# start of Records for this exercise

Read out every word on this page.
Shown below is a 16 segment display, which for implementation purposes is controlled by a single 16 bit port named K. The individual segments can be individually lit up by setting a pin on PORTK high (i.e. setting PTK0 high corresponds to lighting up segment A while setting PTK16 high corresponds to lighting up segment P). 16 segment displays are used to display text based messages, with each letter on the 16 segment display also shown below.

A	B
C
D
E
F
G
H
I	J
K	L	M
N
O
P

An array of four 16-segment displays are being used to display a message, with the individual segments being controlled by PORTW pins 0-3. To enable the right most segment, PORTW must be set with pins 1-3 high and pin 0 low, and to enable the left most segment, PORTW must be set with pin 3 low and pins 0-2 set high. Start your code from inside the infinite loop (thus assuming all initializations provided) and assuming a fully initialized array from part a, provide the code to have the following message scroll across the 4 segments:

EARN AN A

# end of Records for this exercise

*Direction*:
Extract the listing in its entirety, matching it exactly.

*Answer*:
Read out every word on this page.
Shown below is a 16 segment display, which for implementation purposes is controlled by a single 16 bit port named K. The individual segments can be individually lit up by setting a pin on PORTK high (i.e. setting PTK0 high corresponds to lighting up segment A while setting PTK16 high corresponds to lighting up segment P). 16 segment displays are used to display text based messages, with each letter on the 16 segment display also shown below.

A	B
C
D
E
F
G
H
I	J
K	L	M
N
O
P

An array of four 16-segment displays are being used to display a message, with the individual segments being controlled by PORTW pins 0-3. To enable the right most segment, PORTW must be set with pins 1-3 high and pin 0 low, and to enable the left most segment, PORTW must be set with pin 3 low and pins 0-2 set high. Start your code from inside the infinite loop (thus assuming all initializations provided) and assuming a fully initialized array from part a, provide the code to have the following message scroll across the 4 segments:

EARN AN A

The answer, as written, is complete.